- **Supplied material**
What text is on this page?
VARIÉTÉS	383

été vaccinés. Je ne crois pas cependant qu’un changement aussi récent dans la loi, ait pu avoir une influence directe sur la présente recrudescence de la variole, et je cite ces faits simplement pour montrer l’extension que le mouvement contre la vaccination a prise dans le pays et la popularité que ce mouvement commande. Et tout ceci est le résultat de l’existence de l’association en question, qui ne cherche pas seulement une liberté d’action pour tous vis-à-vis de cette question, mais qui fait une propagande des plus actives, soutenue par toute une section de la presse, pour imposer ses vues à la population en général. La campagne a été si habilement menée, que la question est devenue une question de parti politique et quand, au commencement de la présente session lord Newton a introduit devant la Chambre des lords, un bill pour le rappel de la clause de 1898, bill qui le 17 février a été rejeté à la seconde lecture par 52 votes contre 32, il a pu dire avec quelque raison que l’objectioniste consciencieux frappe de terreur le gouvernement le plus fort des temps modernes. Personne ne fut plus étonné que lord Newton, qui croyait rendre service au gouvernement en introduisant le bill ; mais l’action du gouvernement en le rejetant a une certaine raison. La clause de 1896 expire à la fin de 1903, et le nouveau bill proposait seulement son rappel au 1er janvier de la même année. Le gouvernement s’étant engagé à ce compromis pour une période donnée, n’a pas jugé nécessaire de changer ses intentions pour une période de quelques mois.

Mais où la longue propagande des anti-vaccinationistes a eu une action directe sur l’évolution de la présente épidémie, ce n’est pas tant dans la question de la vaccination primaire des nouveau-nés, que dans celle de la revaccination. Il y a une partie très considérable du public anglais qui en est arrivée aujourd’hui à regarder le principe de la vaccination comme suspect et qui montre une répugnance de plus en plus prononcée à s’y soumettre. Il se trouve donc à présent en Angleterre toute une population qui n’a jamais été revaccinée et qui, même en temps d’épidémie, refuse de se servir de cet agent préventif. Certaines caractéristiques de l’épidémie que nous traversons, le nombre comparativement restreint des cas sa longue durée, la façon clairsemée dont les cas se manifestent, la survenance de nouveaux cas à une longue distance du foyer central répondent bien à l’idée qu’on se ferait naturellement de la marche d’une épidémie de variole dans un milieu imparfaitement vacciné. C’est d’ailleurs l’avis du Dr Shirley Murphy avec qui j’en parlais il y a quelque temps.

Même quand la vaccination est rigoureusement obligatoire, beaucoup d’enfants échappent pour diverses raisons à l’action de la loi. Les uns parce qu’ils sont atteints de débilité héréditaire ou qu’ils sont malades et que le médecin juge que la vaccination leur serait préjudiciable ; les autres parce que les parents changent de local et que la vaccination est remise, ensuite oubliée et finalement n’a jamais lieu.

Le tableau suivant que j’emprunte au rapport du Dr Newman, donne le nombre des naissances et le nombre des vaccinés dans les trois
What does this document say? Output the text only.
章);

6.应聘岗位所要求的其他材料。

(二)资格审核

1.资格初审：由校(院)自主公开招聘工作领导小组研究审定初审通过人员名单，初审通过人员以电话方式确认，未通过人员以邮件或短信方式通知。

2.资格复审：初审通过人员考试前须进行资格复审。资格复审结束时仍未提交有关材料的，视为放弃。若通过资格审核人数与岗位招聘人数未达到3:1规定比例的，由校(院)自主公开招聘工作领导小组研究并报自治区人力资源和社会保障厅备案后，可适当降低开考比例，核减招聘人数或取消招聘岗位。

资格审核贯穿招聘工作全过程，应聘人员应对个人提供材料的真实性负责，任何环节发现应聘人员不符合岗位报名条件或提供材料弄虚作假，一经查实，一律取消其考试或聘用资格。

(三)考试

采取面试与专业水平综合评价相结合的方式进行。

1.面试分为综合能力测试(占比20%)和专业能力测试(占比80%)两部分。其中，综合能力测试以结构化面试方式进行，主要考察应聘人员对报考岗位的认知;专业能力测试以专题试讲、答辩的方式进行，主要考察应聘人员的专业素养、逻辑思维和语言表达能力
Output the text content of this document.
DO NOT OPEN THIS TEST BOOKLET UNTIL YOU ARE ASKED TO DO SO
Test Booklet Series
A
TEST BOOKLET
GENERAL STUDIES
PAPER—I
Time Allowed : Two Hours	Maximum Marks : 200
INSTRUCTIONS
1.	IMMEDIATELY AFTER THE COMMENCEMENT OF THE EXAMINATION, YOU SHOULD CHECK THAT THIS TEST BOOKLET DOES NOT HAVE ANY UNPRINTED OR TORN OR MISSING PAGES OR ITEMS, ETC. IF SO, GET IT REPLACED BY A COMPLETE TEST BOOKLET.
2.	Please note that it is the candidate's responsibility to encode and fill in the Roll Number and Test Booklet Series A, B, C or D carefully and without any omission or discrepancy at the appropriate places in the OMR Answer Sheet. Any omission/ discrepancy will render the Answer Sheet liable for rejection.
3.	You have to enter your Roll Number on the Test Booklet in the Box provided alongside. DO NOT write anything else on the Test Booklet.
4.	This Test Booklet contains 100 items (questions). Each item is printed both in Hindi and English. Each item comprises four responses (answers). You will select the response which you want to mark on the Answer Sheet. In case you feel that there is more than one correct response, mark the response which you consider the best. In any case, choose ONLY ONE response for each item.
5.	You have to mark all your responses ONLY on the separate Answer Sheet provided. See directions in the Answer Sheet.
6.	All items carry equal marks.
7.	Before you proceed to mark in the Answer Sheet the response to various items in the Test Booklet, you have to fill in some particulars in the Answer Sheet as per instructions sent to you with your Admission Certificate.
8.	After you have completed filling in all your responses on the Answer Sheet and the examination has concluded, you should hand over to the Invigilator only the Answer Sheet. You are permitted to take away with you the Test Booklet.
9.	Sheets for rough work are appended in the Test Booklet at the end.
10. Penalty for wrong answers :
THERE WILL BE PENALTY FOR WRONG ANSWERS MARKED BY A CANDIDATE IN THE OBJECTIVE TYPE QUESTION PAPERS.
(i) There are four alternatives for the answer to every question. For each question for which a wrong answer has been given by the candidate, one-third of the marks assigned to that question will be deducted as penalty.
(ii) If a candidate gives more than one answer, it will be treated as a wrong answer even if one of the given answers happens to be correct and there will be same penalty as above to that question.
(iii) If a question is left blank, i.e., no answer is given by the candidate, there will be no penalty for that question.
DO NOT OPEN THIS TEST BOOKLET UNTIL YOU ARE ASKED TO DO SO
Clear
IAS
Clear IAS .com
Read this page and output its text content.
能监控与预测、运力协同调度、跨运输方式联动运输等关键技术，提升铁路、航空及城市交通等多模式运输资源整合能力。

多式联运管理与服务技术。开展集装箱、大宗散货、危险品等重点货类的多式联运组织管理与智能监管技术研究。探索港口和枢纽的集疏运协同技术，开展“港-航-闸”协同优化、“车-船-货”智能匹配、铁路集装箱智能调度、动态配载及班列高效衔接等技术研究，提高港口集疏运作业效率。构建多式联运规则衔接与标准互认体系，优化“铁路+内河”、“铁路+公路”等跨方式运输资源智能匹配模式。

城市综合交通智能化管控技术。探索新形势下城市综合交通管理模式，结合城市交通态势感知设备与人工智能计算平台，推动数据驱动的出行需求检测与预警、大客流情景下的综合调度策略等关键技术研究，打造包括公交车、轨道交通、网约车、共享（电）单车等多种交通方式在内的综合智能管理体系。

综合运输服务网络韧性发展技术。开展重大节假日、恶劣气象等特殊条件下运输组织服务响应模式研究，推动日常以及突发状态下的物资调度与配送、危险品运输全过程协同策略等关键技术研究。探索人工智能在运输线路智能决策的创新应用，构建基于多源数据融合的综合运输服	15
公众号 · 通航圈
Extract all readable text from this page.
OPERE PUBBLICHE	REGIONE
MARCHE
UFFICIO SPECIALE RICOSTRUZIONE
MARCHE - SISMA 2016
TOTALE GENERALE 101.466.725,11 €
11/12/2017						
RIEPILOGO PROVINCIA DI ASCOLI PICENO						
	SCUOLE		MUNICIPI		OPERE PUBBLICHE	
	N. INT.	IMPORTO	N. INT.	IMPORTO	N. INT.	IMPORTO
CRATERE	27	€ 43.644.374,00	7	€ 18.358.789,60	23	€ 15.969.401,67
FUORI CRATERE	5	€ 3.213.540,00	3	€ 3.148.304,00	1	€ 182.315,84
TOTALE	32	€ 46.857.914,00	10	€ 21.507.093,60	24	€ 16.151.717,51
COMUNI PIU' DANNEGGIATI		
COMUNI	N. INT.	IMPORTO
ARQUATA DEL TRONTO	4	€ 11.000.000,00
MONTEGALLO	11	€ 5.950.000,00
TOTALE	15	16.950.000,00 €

- **Task instructions**
Go over the records above line by line and count those holding the word "PUBBLICHE". Reply only with the number.

- **Exercise output**
2